All records are to be retyped faithfully and completely.
— Start —
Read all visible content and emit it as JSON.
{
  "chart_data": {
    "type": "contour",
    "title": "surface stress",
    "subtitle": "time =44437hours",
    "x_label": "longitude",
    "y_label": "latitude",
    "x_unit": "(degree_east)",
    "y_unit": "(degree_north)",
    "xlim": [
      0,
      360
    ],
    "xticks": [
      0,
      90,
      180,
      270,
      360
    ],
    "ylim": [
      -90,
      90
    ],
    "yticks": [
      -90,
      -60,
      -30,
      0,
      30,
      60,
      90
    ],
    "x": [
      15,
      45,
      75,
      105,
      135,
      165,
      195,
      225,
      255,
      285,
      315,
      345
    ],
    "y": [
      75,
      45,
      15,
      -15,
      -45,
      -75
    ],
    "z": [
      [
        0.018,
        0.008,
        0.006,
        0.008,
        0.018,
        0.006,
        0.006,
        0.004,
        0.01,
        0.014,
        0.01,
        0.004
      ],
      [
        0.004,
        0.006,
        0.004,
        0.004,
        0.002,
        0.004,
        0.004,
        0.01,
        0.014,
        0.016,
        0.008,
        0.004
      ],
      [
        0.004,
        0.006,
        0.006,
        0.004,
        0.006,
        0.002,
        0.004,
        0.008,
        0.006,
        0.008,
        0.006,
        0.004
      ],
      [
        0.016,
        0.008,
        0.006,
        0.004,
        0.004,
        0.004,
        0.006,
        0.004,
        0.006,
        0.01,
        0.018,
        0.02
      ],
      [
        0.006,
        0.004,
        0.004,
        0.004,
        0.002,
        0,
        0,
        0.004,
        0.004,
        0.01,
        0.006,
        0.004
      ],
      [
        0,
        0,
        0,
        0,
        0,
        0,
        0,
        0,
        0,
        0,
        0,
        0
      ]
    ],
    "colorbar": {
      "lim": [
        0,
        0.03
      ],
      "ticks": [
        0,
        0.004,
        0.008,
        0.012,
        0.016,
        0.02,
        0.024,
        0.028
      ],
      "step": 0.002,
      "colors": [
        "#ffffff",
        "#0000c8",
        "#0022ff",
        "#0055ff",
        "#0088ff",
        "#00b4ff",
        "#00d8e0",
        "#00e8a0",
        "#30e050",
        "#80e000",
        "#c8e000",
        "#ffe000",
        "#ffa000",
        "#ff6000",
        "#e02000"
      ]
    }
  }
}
— End —
### OUTPUT FOR THIS EXERCISE
Read all visible content and emit it as JSON.
{
  "chart_data": {
    "type": "contour",
    "title": "surface stress",
    "subtitle": "time =44437hours",
    "x_label": "longitude",
    "y_label": "latitude",
    "x_unit": "(degree_east)",
    "y_unit": "(degree_north)",
    "xlim": [
      0,
      360
    ],
    "xticks": [
      0,
      90,
      180,
      270,
      360
    ],
    "ylim": [
      -90,
      90
    ],
    "yticks": [
      -90,
      -60,
      -30,
      0,
      30,
      60,
      90
    ],
    "x": [
      15,
      45,
      75,
      105,
      135,
      165,
      195,
      225,
      255,
      285,
      315,
      345
    ],
    "y": [
      75,
      45,
      15,
      -15,
      -45,
      -75
    ],
    "z": [
      [
        0.018,
        0.008,
        0.006,
        0.008,
        0.018,
        0.006,
        0.006,
        0.004,
        0.01,
        0.014,
        0.01,
        0.004
      ],
      [
        0.004,
        0.006,
        0.004,
        0.004,
        0.002,
        0.004,
        0.004,
        0.01,
        0.014,
        0.016,
        0.008,
        0.004
      ],
      [
        0.004,
        0.006,
        0.006,
        0.004,
        0.006,
        0.002,
        0.004,
        0.008,
        0.006,
        0.008,
        0.006,
        0.004
      ],
      [
        0.016,
        0.008,
        0.006,
        0.004,
        0.004,
        0.004,
        0.006,
        0.004,
        0.006,
        0.01,
        0.018,
        0.02
      ],
      [
        0.006,
        0.004,
        0.004,
        0.004,
        0.002,
        0,
        0,
        0.004,
        0.004,
        0.01,
        0.006,
        0.004
      ],
      [
        0,
        0,
        0,
        0,
        0,
        0,
        0,
        0,
        0,
        0,
        0,
        0
      ]
    ],
    "colorbar": {
      "lim": [
        0,
        0.03
      ],
      "ticks": [
        0,
        0.004,
        0.008,
        0.012,
        0.016,
        0.02,
        0.024,
        0.028
      ],
      "step": 0.002,
      "colors": [
        "#ffffff",
        "#0000c8",
        "#0022ff",
        "#0055ff",
        "#0088ff",
        "#00b4ff",
        "#00d8e0",
        "#00e8a0",
        "#30e050",
        "#80e000",
        "#c8e000",
        "#ffe000",
        "#ffa000",
        "#ff6000",
        "#e02000"
      ]
    }
  }
}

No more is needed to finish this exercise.